Tasks to carry out:
**1)** In the Birth Pangs article, switch "clock" to "watch" and write out everything from "Beginning with the" down to "throughout the film.".
**2)** Please condense the paragraph of the Birth Pangs article that begins "Not so many of us" into a shorter version that keeps its main facts.

Elliot Rausch’s Birth Pangs shows America in a bleak light, but leaves a message of enduring hope

Not so many of us have a very optimistic view of the future these days. Everyday news breaks that seem to take us further towards dystopian worlds we’ve only read about in novels like The Handmaid’s Tale or 1984. Holding up a mirror to our world, LA-based director Eliot Rausch’s latest film, Birth Pangs, takes a look at historically marginalised communities in the US and the impacts that rapid globalisation has had on our world.

Beginning with the sound of a ticking clock, we see shots of life on a Native American reservation. An elder tells a young girl:

“In a little while, you won’t see me no more. And after a while, you will see me again. Earth will be shaken a third time. Things will get faster and you won’t be able to catch up. Grandchildren won’t have time for their grandparents. Parents won’t have time for their children. Nations will rise against nations. Brothers and sisters against one another. But don’t be afraid. Behind the veil are the beginnings of birth pangs. You will enter their world and reach them. And their reflection.“

It’s a message that although seems bleak, breeds hope, a theme that is continued throughout the film.

Excerpted data:
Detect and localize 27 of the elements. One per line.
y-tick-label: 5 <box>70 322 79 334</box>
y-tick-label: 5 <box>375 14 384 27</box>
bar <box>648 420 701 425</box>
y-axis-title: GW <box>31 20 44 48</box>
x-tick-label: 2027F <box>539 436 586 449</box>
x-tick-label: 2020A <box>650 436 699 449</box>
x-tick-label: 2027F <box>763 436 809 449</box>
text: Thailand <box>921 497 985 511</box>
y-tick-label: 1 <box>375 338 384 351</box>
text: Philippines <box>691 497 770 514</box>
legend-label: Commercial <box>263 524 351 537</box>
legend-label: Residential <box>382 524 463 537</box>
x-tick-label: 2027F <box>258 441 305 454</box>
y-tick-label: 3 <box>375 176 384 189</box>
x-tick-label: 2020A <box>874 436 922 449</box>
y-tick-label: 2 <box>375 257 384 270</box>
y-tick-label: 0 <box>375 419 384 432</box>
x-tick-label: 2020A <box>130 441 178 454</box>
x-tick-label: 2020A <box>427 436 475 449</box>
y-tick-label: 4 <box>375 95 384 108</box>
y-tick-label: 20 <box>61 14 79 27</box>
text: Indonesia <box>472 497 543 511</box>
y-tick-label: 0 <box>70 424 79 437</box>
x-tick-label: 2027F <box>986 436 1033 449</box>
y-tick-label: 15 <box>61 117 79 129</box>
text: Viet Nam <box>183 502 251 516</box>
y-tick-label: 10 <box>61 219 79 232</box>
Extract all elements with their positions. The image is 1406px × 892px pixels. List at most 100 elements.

* * *

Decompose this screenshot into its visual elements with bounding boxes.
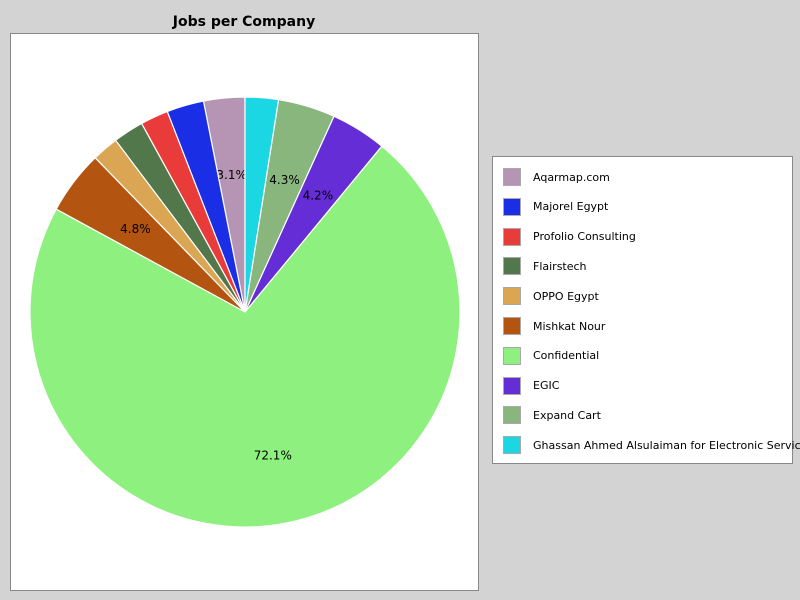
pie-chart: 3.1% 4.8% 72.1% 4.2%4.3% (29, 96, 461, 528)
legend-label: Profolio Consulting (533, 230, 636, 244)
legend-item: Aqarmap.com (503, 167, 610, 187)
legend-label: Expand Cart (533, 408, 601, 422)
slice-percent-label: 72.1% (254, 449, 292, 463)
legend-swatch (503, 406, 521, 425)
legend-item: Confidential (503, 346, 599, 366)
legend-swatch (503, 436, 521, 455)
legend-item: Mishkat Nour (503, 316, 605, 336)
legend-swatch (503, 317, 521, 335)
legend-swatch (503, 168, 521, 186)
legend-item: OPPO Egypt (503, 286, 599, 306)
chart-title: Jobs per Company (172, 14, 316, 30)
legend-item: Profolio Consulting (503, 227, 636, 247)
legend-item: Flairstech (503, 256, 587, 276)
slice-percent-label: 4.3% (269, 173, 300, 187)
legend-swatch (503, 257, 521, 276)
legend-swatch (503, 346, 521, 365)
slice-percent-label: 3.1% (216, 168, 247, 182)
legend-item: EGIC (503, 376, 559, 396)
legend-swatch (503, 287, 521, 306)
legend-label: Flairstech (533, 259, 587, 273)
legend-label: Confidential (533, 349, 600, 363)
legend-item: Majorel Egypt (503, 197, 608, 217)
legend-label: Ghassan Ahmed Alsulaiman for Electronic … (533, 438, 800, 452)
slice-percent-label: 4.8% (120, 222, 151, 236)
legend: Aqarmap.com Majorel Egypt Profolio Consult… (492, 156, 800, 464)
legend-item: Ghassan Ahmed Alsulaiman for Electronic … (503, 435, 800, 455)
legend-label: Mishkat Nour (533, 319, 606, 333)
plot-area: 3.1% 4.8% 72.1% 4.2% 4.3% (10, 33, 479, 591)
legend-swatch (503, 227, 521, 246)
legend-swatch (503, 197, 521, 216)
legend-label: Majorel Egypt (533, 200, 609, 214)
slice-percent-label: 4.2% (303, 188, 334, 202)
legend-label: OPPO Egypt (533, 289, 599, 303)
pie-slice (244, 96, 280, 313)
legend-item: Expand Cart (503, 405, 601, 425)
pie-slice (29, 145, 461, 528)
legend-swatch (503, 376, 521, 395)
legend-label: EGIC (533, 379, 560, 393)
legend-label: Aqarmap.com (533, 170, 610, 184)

Answers below:
**1)**
Beginning with the sound of a ticking watch, we see shots of life on a Native American reservation. An elder tells a young girl:

“In a little while, you won’t see me no more. And after a while, you will see me again. Earth will be shaken a third time. Things will get faster and you won’t be able to catch up. Grandchildren won’t have time for their grandparents. Parents won’t have time for their children. Nations will rise against nations. Brothers and sisters against one another. But don’t be afraid. Behind the veil are the beginnings of birth pangs. You will enter their world and reach them. And their reflection.“

It’s a message that although seems bleak, breeds hope, a theme that is continued throughout the film.

**2)** Few people feel optimistic about the future now, as daily news seems to push us toward dystopias like those in The Handmaid's Tale or 1984. LA-based director Eliot Rausch's latest film, Birth Pangs, holds up a mirror to this world. It examines historically marginalized communities in the US and the impacts of rapid globalization.